## [REQUIRED TASK]
Single out the lines that include the word "inch". Copy them.

## [DATASET EXCERPTS]

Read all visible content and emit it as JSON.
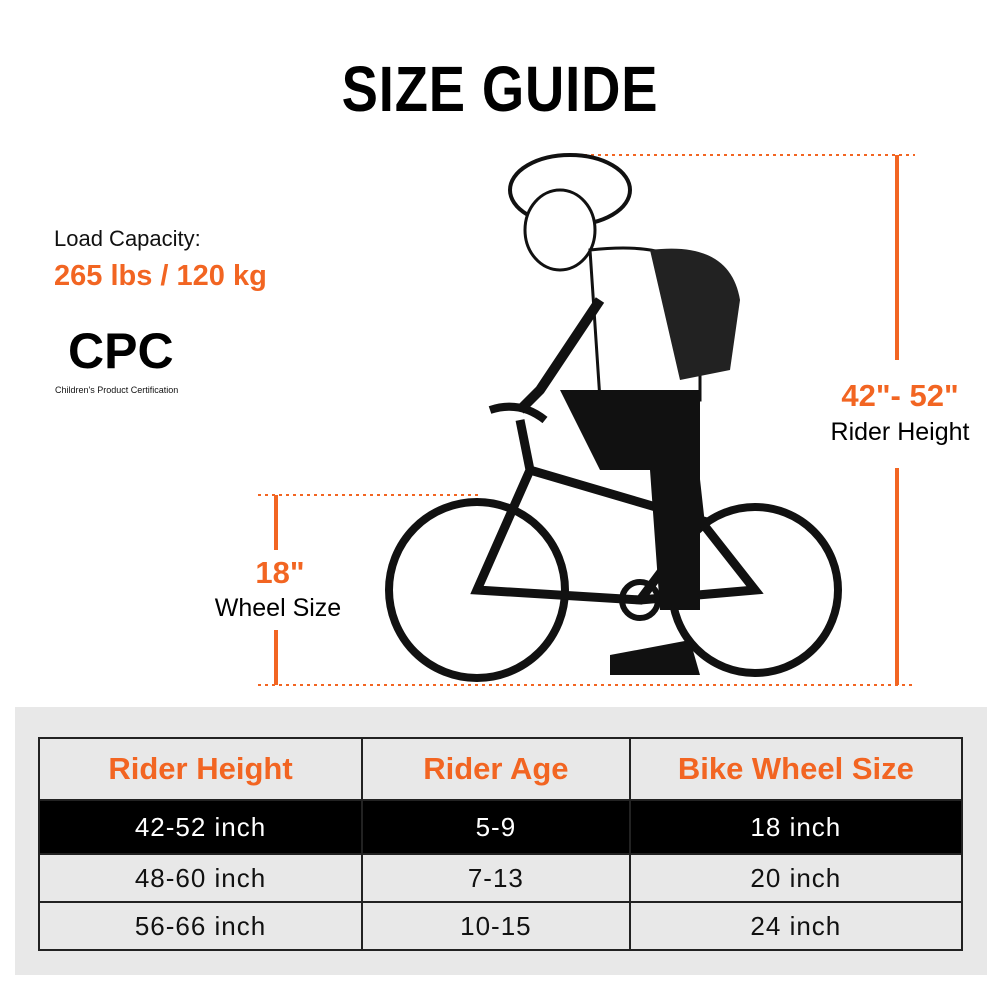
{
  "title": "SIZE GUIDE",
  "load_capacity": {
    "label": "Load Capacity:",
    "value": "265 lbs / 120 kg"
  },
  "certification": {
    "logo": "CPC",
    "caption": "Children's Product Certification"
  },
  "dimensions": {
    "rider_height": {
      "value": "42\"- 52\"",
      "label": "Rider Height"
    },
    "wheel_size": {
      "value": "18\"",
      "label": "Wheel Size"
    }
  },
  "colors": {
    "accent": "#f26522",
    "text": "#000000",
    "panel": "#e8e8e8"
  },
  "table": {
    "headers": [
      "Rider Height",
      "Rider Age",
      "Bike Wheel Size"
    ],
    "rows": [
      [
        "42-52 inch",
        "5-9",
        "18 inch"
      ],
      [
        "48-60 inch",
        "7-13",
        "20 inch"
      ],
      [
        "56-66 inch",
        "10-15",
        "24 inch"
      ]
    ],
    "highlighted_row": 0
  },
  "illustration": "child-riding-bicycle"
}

* * *

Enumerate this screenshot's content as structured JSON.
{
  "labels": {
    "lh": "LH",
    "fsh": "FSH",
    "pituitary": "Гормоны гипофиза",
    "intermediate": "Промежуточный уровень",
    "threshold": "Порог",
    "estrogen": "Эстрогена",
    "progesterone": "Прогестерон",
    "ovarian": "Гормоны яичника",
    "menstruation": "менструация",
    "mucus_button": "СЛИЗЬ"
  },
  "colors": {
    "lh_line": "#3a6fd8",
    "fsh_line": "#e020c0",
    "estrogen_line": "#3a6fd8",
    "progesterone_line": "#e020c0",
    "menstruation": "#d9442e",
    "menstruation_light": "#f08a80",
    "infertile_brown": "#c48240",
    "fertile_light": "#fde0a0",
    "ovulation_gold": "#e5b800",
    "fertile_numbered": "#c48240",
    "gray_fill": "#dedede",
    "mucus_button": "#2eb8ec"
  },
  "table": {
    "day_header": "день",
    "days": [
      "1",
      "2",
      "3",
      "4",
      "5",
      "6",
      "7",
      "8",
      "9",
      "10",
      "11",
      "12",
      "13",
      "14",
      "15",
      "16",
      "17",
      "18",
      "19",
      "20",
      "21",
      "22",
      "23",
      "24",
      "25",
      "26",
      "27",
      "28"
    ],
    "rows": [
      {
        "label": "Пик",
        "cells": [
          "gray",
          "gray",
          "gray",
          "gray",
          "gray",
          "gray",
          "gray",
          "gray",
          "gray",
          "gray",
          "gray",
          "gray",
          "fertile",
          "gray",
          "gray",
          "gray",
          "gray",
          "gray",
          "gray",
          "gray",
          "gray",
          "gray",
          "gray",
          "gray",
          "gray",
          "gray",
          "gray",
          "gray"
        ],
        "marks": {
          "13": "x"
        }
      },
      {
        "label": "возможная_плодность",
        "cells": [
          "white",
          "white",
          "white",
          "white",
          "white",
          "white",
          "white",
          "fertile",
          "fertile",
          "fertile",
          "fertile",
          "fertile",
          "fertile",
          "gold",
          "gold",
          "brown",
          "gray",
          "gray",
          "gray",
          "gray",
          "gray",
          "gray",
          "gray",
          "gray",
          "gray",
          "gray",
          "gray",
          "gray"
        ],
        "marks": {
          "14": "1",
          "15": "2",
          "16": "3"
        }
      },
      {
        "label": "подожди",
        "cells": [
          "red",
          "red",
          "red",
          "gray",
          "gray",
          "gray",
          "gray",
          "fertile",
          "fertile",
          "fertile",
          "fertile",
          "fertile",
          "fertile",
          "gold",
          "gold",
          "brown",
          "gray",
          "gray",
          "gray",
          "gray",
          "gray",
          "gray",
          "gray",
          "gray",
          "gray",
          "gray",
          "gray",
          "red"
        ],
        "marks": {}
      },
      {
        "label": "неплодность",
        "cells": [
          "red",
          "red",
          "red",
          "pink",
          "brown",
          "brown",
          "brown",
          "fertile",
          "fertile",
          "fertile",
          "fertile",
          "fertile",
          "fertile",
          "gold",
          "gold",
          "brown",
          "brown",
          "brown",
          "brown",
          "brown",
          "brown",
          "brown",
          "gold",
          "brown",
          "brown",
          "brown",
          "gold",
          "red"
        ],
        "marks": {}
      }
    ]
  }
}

## [TASK OUTPUT]
        "42-52 inch",
        "18 inch"
        "48-60 inch",
        "20 inch"
        "56-66 inch",
        "24 inch"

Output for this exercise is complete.